* WORK TO DO *
1. Reproduce the passage of the congressional poll text that begins at the words "Opposition to abortion" and ends after the words "of moderate voters.".
2. In the congressional poll text, how many likely voters did the survey include?
3. Extend the congressional poll text, continuing on from its final comment.

* TEXT SECTION *
>> BEGIN

The survey, conducted 8/17-18 by Public Opinion Strategies for Hart's campaign and the National Republican Congressional Committee, surveyed 400 likely voters for a margin of error of +/- 4.9%. Altmire and Hart were tester.

General Election Matchup
Altmire.........49
Hart............44

Generic Dem.....40
Generic GOPer...37

McCain..........52
Obama...........39

Pennsylvania turned out to be one of the better states for Democratic pickups in 2006, but Republicans think they have serious opportunities in the Keystone State this year. And she'll have a tailwind provided by John McCain, who leads Barack Obama by a wider margin than the nine points by which President Bush won the district in 2004.

With Altmire so close to 50%, though, and in a significantly better financial position than he was in last cycle, when Hart outspent him more than two-to-one, Altmire's suburban Pittsburgh district will likely prove one of the GOP's tougher challenges.

Jackson said...

Presumably those McCain-Obama numbers are just in that Pittsburgh-area congressional district.

filistro said...

FL GOP... I see what you mean and mostly agree, but in this case I think you've got it backward.

Shays is not endangered becase a rabid wing of voters will oppose a moderate. He is endangered because lots of moderate voters will oppose an extremist ticket.

Opposition to abortion in all circumstances, plus a publicly stated belief that God guides foreign policy... those are enough to spook masses of moderate voters.

If Reps had really wanted to protect their moderates they should have given more thought to how this ticket might be perceived.

But they were much more concerned with firing up the base than protecting their own moderates. I think it will turn out to be an ill-advised choice and reult in an even more polarized ongreess. But then... we all knew that, right?

Geoff said...

Jackson, correct. It does show an improvement, statistically significant, for McCain over Bush 2004.

Jackson said...

It's also a large margin of error. It could be anywhere from 57-34 to 47-44.

It indicates a clear lead for McCain but not a whole lot else.

Jackson said...

Also, it's ancient now...pre-conventions, pre-VP choices, it might as well be a lifetime ago.

Rudy said...

No, dawolf, you misremember. At the time of the methodology switch, the win probability was 52/48. Yes, Obama should be favored, but the current 61/39 number is silly wrong. So many are on the cust, either way.

>> END

* DATA ENTRIES *
>> BEGIN

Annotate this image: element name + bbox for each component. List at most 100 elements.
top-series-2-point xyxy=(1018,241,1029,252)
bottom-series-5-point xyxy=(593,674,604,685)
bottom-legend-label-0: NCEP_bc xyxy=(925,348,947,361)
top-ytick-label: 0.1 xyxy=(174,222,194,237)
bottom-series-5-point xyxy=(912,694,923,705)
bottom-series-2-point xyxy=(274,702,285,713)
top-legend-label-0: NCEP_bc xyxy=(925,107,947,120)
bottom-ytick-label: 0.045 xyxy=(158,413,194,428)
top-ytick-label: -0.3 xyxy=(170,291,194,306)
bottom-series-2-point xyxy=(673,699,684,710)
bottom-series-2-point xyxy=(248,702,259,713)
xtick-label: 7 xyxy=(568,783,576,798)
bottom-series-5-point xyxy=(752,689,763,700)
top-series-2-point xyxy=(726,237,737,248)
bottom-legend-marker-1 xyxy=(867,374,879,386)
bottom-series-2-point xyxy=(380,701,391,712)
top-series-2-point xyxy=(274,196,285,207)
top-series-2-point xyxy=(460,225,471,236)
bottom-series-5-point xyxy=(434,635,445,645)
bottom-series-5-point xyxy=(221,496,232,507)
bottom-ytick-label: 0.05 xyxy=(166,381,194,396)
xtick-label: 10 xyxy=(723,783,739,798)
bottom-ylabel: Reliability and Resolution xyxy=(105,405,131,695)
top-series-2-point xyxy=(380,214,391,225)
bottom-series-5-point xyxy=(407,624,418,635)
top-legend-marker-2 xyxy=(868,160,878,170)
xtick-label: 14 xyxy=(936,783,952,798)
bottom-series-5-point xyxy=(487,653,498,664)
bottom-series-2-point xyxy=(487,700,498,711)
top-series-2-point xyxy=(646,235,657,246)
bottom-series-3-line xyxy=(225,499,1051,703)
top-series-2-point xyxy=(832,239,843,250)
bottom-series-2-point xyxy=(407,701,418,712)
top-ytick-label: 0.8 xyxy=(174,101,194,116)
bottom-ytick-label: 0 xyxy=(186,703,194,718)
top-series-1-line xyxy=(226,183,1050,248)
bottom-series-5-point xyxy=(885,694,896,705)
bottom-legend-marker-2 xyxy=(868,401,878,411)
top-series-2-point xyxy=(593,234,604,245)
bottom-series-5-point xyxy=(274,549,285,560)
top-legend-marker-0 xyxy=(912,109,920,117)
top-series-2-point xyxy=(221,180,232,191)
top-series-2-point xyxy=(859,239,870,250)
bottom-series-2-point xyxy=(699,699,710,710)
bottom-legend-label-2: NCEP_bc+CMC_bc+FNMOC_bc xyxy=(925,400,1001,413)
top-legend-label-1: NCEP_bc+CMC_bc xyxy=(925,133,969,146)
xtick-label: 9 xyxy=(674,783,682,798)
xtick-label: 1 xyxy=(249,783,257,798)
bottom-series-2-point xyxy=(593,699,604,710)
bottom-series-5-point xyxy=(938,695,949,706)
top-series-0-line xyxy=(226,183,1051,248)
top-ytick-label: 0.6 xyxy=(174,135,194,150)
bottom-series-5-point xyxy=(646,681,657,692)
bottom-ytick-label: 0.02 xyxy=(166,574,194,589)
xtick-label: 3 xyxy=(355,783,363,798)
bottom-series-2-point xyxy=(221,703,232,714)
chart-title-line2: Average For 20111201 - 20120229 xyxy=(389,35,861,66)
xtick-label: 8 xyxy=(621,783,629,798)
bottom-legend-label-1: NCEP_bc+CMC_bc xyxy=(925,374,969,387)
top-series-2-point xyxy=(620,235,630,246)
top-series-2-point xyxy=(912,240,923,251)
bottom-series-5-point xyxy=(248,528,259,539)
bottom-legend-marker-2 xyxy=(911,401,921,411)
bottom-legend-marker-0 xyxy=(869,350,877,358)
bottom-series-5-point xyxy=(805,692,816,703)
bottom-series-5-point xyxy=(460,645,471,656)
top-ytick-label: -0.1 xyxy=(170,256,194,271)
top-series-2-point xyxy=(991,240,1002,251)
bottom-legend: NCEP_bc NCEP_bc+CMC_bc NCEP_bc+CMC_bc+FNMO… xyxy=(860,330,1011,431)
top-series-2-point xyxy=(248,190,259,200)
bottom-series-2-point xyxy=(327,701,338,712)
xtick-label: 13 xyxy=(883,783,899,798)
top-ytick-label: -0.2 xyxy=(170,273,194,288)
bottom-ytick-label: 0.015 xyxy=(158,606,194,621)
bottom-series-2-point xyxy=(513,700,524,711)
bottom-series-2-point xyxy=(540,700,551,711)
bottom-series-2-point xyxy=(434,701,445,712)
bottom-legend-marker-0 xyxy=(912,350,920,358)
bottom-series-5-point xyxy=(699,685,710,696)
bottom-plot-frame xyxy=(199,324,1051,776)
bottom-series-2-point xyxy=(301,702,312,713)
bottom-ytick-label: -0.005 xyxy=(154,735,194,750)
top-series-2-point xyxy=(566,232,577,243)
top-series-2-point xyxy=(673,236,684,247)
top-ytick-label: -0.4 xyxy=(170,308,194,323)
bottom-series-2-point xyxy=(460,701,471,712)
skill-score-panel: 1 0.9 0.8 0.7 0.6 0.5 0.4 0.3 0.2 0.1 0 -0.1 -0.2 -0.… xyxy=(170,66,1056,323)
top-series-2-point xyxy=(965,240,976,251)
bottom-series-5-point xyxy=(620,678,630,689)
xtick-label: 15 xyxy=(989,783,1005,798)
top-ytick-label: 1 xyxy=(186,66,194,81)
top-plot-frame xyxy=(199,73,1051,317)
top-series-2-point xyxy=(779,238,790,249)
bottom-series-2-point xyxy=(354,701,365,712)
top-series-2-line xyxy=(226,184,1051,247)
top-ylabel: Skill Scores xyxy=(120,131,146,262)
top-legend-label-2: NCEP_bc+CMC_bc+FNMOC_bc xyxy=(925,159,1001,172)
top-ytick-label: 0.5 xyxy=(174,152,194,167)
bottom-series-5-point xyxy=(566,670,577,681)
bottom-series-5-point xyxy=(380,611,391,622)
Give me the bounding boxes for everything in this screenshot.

>> END
>> BEGIN

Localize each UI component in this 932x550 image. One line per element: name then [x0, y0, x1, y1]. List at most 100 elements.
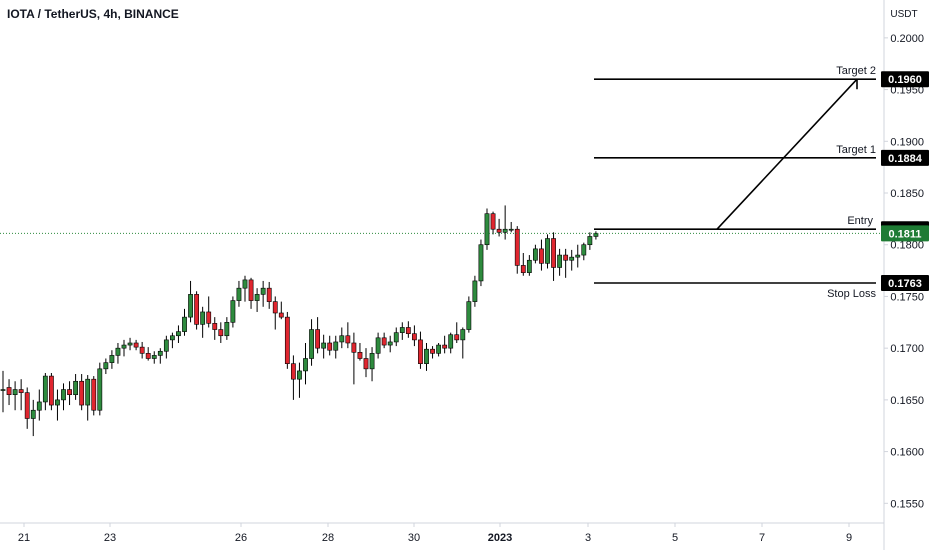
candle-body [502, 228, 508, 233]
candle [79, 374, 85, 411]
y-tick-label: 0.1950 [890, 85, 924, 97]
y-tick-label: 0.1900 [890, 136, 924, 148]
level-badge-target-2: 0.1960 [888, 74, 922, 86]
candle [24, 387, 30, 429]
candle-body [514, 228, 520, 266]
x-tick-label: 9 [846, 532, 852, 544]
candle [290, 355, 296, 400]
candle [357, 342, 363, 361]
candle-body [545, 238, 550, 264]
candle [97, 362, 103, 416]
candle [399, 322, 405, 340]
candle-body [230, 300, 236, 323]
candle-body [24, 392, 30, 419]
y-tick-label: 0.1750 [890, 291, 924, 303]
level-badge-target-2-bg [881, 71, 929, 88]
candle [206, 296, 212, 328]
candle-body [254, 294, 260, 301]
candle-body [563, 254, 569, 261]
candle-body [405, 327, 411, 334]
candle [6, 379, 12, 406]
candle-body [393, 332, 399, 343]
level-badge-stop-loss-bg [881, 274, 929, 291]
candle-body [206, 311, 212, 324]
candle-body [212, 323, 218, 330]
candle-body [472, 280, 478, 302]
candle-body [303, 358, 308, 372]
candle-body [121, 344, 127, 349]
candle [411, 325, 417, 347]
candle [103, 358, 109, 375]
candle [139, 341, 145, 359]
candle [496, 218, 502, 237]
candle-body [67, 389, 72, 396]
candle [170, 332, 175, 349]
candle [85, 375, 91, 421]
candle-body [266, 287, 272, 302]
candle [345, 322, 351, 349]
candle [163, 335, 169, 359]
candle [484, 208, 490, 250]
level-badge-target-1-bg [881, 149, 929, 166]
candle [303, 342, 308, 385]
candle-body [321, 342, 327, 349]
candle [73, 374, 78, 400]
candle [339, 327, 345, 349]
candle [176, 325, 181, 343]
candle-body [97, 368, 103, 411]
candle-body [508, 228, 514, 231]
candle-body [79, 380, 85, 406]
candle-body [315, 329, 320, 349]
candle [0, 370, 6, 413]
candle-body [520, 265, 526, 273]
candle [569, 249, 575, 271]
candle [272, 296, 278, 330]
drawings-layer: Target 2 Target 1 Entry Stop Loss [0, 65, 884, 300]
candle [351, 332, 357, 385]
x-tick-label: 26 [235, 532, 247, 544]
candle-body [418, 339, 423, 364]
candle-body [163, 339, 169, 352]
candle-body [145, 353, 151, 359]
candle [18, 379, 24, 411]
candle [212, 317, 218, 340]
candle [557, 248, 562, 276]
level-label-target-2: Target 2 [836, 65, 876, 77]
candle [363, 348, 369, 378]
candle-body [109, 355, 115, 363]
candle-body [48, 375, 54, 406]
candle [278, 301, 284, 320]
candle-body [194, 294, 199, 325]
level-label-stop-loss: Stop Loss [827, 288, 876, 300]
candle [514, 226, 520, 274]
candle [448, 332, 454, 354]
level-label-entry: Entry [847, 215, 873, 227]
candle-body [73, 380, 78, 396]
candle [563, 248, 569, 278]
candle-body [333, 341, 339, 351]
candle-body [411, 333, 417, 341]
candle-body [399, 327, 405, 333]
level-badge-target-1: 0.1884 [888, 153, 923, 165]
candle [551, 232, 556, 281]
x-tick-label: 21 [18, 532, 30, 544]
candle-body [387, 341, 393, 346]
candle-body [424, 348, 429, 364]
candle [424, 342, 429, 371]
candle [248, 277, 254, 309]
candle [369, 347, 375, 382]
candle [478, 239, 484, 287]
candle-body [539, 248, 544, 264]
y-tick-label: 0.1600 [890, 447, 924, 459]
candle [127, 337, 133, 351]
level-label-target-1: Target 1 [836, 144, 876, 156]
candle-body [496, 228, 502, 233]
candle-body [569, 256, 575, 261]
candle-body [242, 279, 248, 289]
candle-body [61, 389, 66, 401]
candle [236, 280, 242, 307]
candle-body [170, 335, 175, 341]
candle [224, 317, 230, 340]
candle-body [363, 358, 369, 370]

>> END

* THE REPLIES *
1.
Opposition to abortion in all circumstances, plus a publicly stated belief that God guides foreign policy... those are enough to spook masses of moderate voters.

2. 400 likely voters.

3.
The previous polls have a built-in time decay, and there isn't much recent state data, So, the national trackers are mostly it right now. To ignore them in favor of stale data is bad methodology, if that's what you're suggesting.

I'm advocating eliminating bias, not shifting it my direction.

Geoff said...

I also think it is pretty odd for McCain to have a 3 point lead in RCP and generally good state numbers coming out (Ohio plus 7, PA -2, MI -1 come to mind) and still the tracker shows 62%-38% for Obama? Strange.

Zack said...

Rudy,

Thanks for your response. I understand that your criticism is a product of what you see as a trend towards rigging the numbers for Obama, but I still think that you're looking pretty hard to find an Obama bias in this particular post.

While you say that "the only reason to do" such an analysis (i.e. breaking down mothers by race) is to benefit Obama, that's not what the actual numbers showed. Instead, what happened with the numbers that Nate actually posted, was that the numbers got MORE favorable for McCain. Instead of looking at that, though, you seem to be hung up on what inferences might possibly be drawn from the information that Nate DIDN'T show. Seems like a stretch, especially given that Obama pretty convincingly does better among nonwhites than whites.

Regarding the trend adjustment, I don't see that as proof of Nate's bias either, since Nate took it out just before it would have started penalizing McCain. The way I see it, he had two choices (1) admit that his numbers were going to be wacky until the convention dust settled or (2) try to fix the problem with an adjustment that just might cause more harm than good. I think your complaint may be slightly more valid on this issue than on the issue of the current post, but I'm also glad that Nate's not currently adjusting McCain's numbers downward to fit an imperfect convention correction.

michael said...

"fred said...

I am shocked that Nate and Sean and the media are spending so much time analyzing data from the bounce. This is not steady state, relax, wait a week.
September 9, 2008 7:15 AM"

Amen, Fred. If you bracket out the outlier USA Today/Gallup McCain is averaging +2 nationally, which is exactly where Nate thought he would be right now.

The daily drip of scandal from Palintologists continues...latest from WaPo, she took per diem for 312 days when she and her family were in their home. There is so much smoke there, we could smoke some nice wild alaska salmon...tick, tick, tick

Rudy said...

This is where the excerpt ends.